Exercise details |
What follows is a set of records, each of which is to be written out exactly.

[BEGIN Records for the task]

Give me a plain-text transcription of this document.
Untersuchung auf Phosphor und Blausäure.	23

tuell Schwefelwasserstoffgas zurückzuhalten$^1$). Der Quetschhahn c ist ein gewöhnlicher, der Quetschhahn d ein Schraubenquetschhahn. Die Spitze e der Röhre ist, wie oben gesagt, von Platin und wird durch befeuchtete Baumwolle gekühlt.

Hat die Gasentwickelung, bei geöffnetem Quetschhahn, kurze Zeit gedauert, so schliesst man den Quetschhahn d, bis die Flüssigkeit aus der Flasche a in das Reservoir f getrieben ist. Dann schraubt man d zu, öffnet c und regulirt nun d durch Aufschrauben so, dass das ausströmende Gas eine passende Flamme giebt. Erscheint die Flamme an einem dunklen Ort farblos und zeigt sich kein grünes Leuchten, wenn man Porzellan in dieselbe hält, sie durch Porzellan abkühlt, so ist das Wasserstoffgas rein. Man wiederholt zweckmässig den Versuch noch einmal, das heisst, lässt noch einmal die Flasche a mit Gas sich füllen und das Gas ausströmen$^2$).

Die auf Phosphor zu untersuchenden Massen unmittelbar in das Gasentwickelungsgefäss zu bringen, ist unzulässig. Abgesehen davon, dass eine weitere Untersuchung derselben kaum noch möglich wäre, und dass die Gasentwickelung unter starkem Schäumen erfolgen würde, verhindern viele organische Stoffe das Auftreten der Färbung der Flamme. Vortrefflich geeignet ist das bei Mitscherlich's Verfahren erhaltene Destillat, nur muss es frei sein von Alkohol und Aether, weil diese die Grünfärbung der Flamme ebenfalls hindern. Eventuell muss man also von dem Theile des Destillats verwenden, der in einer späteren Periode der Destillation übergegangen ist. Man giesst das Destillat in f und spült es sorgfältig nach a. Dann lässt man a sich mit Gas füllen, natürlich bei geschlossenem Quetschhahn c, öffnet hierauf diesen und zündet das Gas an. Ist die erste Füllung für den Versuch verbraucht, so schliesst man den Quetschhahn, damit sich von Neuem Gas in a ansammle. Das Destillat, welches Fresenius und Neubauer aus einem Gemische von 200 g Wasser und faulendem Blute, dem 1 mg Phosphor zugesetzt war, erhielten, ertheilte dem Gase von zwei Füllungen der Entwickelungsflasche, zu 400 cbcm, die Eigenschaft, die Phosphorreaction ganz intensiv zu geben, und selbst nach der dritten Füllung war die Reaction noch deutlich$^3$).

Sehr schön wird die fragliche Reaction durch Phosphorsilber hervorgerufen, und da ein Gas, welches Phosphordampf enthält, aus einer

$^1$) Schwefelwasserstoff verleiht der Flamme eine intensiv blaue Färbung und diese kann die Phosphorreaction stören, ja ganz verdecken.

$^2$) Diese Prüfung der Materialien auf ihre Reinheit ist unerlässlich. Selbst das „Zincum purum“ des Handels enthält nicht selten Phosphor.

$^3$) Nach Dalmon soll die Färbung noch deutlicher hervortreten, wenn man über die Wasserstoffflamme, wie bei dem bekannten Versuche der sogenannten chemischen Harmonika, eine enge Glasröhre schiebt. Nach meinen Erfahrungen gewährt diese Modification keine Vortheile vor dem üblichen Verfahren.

[END Records for the task]

Completed exercise |
Give me a plain-text transcription of this document.
Untersuchung auf Phosphor und Blausäure.	23

tuell Schwefelwasserstoffgas zurückzuhalten$^1$). Der Quetschhahn c ist ein gewöhnlicher, der Quetschhahn d ein Schraubenquetschhahn. Die Spitze e der Röhre ist, wie oben gesagt, von Platin und wird durch befeuchtete Baumwolle gekühlt.

Hat die Gasentwickelung, bei geöffnetem Quetschhahn, kurze Zeit gedauert, so schliesst man den Quetschhahn d, bis die Flüssigkeit aus der Flasche a in das Reservoir f getrieben ist. Dann schraubt man d zu, öffnet c und regulirt nun d durch Aufschrauben so, dass das ausströmende Gas eine passende Flamme giebt. Erscheint die Flamme an einem dunklen Ort farblos und zeigt sich kein grünes Leuchten, wenn man Porzellan in dieselbe hält, sie durch Porzellan abkühlt, so ist das Wasserstoffgas rein. Man wiederholt zweckmässig den Versuch noch einmal, das heisst, lässt noch einmal die Flasche a mit Gas sich füllen und das Gas ausströmen$^2$).

Die auf Phosphor zu untersuchenden Massen unmittelbar in das Gasentwickelungsgefäss zu bringen, ist unzulässig. Abgesehen davon, dass eine weitere Untersuchung derselben kaum noch möglich wäre, und dass die Gasentwickelung unter starkem Schäumen erfolgen würde, verhindern viele organische Stoffe das Auftreten der Färbung der Flamme. Vortrefflich geeignet ist das bei Mitscherlich's Verfahren erhaltene Destillat, nur muss es frei sein von Alkohol und Aether, weil diese die Grünfärbung der Flamme ebenfalls hindern. Eventuell muss man also von dem Theile des Destillats verwenden, der in einer späteren Periode der Destillation übergegangen ist. Man giesst das Destillat in f und spült es sorgfältig nach a. Dann lässt man a sich mit Gas füllen, natürlich bei geschlossenem Quetschhahn c, öffnet hierauf diesen und zündet das Gas an. Ist die erste Füllung für den Versuch verbraucht, so schliesst man den Quetschhahn, damit sich von Neuem Gas in a ansammle. Das Destillat, welches Fresenius und Neubauer aus einem Gemische von 200 g Wasser und faulendem Blute, dem 1 mg Phosphor zugesetzt war, erhielten, ertheilte dem Gase von zwei Füllungen der Entwickelungsflasche, zu 400 cbcm, die Eigenschaft, die Phosphorreaction ganz intensiv zu geben, und selbst nach der dritten Füllung war die Reaction noch deutlich$^3$).

Sehr schön wird die fragliche Reaction durch Phosphorsilber hervorgerufen, und da ein Gas, welches Phosphordampf enthält, aus einer

$^1$) Schwefelwasserstoff verleiht der Flamme eine intensiv blaue Färbung und diese kann die Phosphorreaction stören, ja ganz verdecken.

$^2$) Diese Prüfung der Materialien auf ihre Reinheit ist unerlässlich. Selbst das „Zincum purum“ des Handels enthält nicht selten Phosphor.

$^3$) Nach Dalmon soll die Färbung noch deutlicher hervortreten, wenn man über die Wasserstoffflamme, wie bei dem bekannten Versuche der sogenannten chemischen Harmonika, eine enge Glasröhre schiebt. Nach meinen Erfahrungen gewährt diese Modification keine Vortheile vor dem üblichen Verfahren.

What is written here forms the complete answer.